## The data
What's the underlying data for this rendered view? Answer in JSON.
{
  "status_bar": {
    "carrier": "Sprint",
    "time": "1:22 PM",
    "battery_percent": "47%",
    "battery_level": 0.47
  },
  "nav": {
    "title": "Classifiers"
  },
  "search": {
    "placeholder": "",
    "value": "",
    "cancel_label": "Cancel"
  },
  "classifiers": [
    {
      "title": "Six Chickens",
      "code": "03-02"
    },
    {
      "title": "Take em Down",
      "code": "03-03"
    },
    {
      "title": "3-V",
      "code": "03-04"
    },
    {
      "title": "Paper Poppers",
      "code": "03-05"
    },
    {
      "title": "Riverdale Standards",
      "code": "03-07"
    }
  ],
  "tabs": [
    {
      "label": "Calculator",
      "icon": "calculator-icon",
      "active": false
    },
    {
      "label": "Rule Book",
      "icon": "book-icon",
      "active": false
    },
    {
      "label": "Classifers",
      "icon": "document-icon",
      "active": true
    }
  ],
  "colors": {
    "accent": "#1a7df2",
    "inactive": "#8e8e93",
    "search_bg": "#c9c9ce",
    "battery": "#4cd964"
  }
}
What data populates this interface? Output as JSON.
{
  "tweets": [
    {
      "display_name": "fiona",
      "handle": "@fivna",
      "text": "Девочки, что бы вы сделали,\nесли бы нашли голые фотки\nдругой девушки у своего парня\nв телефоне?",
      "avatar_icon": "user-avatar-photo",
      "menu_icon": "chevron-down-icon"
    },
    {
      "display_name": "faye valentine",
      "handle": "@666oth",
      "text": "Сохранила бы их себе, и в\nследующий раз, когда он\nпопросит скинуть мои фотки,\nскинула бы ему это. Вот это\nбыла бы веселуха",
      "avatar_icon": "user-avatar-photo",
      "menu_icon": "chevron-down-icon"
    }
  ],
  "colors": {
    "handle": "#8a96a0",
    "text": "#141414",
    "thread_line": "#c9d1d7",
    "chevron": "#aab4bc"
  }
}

## The problem
Output the complete data exactly as written.

## Finished answer
What's the underlying data for this rendered view? Answer in JSON.
{
  "status_bar": {
    "carrier": "Sprint",
    "time": "1:22 PM",
    "battery_percent": "47%",
    "battery_level": 0.47
  },
  "nav": {
    "title": "Classifiers"
  },
  "search": {
    "placeholder": "",
    "value": "",
    "cancel_label": "Cancel"
  },
  "classifiers": [
    {
      "title": "Six Chickens",
      "code": "03-02"
    },
    {
      "title": "Take em Down",
      "code": "03-03"
    },
    {
      "title": "3-V",
      "code": "03-04"
    },
    {
      "title": "Paper Poppers",
      "code": "03-05"
    },
    {
      "title": "Riverdale Standards",
      "code": "03-07"
    }
  ],
  "tabs": [
    {
      "label": "Calculator",
      "icon": "calculator-icon",
      "active": false
    },
    {
      "label": "Rule Book",
      "icon": "book-icon",
      "active": false
    },
    {
      "label": "Classifers",
      "icon": "document-icon",
      "active": true
    }
  ],
  "colors": {
    "accent": "#1a7df2",
    "inactive": "#8e8e93",
    "search_bg": "#c9c9ce",
    "battery": "#4cd964"
  }
}
What data populates this interface? Output as JSON.
{
  "tweets": [
    {
      "display_name": "fiona",
      "handle": "@fivna",
      "text": "Девочки, что бы вы сделали,\nесли бы нашли голые фотки\nдругой девушки у своего парня\nв телефоне?",
      "avatar_icon": "user-avatar-photo",
      "menu_icon": "chevron-down-icon"
    },
    {
      "display_name": "faye valentine",
      "handle": "@666oth",
      "text": "Сохранила бы их себе, и в\nследующий раз, когда он\nпопросит скинуть мои фотки,\nскинула бы ему это. Вот это\nбыла бы веселуха",
      "avatar_icon": "user-avatar-photo",
      "menu_icon": "chevron-down-icon"
    }
  ],
  "colors": {
    "handle": "#8a96a0",
    "text": "#141414",
    "thread_line": "#c9d1d7",
    "chevron": "#aab4bc"
  }
}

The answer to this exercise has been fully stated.